◆ Short exercise: Provide an exact transcription of all the records.

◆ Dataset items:

[START]

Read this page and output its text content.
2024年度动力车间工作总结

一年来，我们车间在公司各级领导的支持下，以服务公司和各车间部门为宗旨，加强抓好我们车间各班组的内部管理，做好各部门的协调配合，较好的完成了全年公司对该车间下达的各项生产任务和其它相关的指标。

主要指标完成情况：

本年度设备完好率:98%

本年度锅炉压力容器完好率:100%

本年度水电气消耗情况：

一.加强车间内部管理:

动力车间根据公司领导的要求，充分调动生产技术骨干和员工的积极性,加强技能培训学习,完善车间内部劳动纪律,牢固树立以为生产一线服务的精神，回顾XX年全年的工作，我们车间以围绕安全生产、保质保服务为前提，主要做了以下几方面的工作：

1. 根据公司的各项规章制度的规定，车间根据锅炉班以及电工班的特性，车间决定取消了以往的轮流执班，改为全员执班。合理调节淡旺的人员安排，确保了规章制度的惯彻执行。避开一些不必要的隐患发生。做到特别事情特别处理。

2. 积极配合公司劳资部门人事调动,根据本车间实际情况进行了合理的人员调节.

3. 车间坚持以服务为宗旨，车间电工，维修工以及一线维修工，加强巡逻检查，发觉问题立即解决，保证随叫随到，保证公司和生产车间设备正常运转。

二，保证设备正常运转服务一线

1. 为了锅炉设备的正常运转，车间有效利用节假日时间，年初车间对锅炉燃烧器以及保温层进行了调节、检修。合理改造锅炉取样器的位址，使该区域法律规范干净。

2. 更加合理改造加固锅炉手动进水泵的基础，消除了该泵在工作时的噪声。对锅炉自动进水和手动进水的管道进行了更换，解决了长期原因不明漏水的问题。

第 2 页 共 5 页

[END]

◆ Result for this task:
Read this page and output its text content.
2024年度动力车间工作总结

一年来，我们车间在公司各级领导的支持下，以服务公司和各车间部门为宗旨，加强抓好我们车间各班组的内部管理，做好各部门的协调配合，较好的完成了全年公司对该车间下达的各项生产任务和其它相关的指标。

主要指标完成情况：

本年度设备完好率:98%

本年度锅炉压力容器完好率:100%

本年度水电气消耗情况：

一.加强车间内部管理:

动力车间根据公司领导的要求，充分调动生产技术骨干和员工的积极性,加强技能培训学习,完善车间内部劳动纪律,牢固树立以为生产一线服务的精神，回顾XX年全年的工作，我们车间以围绕安全生产、保质保服务为前提，主要做了以下几方面的工作：

1. 根据公司的各项规章制度的规定，车间根据锅炉班以及电工班的特性，车间决定取消了以往的轮流执班，改为全员执班。合理调节淡旺的人员安排，确保了规章制度的惯彻执行。避开一些不必要的隐患发生。做到特别事情特别处理。

2. 积极配合公司劳资部门人事调动,根据本车间实际情况进行了合理的人员调节.

3. 车间坚持以服务为宗旨，车间电工，维修工以及一线维修工，加强巡逻检查，发觉问题立即解决，保证随叫随到，保证公司和生产车间设备正常运转。

二，保证设备正常运转服务一线

1. 为了锅炉设备的正常运转，车间有效利用节假日时间，年初车间对锅炉燃烧器以及保温层进行了调节、检修。合理改造锅炉取样器的位址，使该区域法律规范干净。

2. 更加合理改造加固锅炉手动进水泵的基础，消除了该泵在工作时的噪声。对锅炉自动进水和手动进水的管道进行了更换，解决了长期原因不明漏水的问题。

第 2 页 共 5 页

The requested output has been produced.